DIRECTION – Copy out every record below, word for word.

RECORDS SHOWN –
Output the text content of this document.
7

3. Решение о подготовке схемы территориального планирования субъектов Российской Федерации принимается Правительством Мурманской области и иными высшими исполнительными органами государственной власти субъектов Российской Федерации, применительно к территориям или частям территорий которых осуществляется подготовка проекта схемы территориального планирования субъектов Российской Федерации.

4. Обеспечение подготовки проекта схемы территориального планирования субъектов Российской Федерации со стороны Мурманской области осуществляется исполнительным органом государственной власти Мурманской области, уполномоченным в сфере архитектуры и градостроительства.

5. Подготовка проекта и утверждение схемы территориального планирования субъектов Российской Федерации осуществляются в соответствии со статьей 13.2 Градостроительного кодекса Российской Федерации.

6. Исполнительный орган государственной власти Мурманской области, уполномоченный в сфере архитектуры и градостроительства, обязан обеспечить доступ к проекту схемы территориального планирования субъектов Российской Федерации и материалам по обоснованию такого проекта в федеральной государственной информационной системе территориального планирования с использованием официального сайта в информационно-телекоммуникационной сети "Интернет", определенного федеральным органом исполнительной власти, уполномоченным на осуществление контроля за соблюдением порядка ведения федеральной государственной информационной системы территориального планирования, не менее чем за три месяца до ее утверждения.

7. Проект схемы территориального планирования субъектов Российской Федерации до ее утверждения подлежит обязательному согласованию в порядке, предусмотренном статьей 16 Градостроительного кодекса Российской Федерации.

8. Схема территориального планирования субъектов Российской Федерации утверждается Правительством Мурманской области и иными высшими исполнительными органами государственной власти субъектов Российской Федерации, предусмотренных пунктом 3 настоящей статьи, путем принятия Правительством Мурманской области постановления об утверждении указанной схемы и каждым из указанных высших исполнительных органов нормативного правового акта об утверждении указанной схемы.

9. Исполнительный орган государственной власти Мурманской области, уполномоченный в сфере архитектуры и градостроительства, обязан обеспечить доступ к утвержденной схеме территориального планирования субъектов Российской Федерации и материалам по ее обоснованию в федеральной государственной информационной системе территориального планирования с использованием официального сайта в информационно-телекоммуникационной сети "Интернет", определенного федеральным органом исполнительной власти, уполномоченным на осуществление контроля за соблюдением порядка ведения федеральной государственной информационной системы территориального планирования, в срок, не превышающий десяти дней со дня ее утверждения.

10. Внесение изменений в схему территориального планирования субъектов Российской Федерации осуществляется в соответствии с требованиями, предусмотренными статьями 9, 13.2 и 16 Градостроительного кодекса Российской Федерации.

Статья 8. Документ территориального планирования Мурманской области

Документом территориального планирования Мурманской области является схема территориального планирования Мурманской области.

FINAL RESULT –
Output the text content of this document.
7

3. Решение о подготовке схемы территориального планирования субъектов Российской Федерации принимается Правительством Мурманской области и иными высшими исполнительными органами государственной власти субъектов Российской Федерации, применительно к территориям или частям территорий которых осуществляется подготовка проекта схемы территориального планирования субъектов Российской Федерации.

4. Обеспечение подготовки проекта схемы территориального планирования субъектов Российской Федерации со стороны Мурманской области осуществляется исполнительным органом государственной власти Мурманской области, уполномоченным в сфере архитектуры и градостроительства.

5. Подготовка проекта и утверждение схемы территориального планирования субъектов Российской Федерации осуществляются в соответствии со статьей 13.2 Градостроительного кодекса Российской Федерации.

6. Исполнительный орган государственной власти Мурманской области, уполномоченный в сфере архитектуры и градостроительства, обязан обеспечить доступ к проекту схемы территориального планирования субъектов Российской Федерации и материалам по обоснованию такого проекта в федеральной государственной информационной системе территориального планирования с использованием официального сайта в информационно-телекоммуникационной сети "Интернет", определенного федеральным органом исполнительной власти, уполномоченным на осуществление контроля за соблюдением порядка ведения федеральной государственной информационной системы территориального планирования, не менее чем за три месяца до ее утверждения.

7. Проект схемы территориального планирования субъектов Российской Федерации до ее утверждения подлежит обязательному согласованию в порядке, предусмотренном статьей 16 Градостроительного кодекса Российской Федерации.

8. Схема территориального планирования субъектов Российской Федерации утверждается Правительством Мурманской области и иными высшими исполнительными органами государственной власти субъектов Российской Федерации, предусмотренных пунктом 3 настоящей статьи, путем принятия Правительством Мурманской области постановления об утверждении указанной схемы и каждым из указанных высших исполнительных органов нормативного правового акта об утверждении указанной схемы.

9. Исполнительный орган государственной власти Мурманской области, уполномоченный в сфере архитектуры и градостроительства, обязан обеспечить доступ к утвержденной схеме территориального планирования субъектов Российской Федерации и материалам по ее обоснованию в федеральной государственной информационной системе территориального планирования с использованием официального сайта в информационно-телекоммуникационной сети "Интернет", определенного федеральным органом исполнительной власти, уполномоченным на осуществление контроля за соблюдением порядка ведения федеральной государственной информационной системы территориального планирования, в срок, не превышающий десяти дней со дня ее утверждения.

10. Внесение изменений в схему территориального планирования субъектов Российской Федерации осуществляется в соответствии с требованиями, предусмотренными статьями 9, 13.2 и 16 Градостроительного кодекса Российской Федерации.

Статья 8. Документ территориального планирования Мурманской области

Документом территориального планирования Мурманской области является схема территориального планирования Мурманской области.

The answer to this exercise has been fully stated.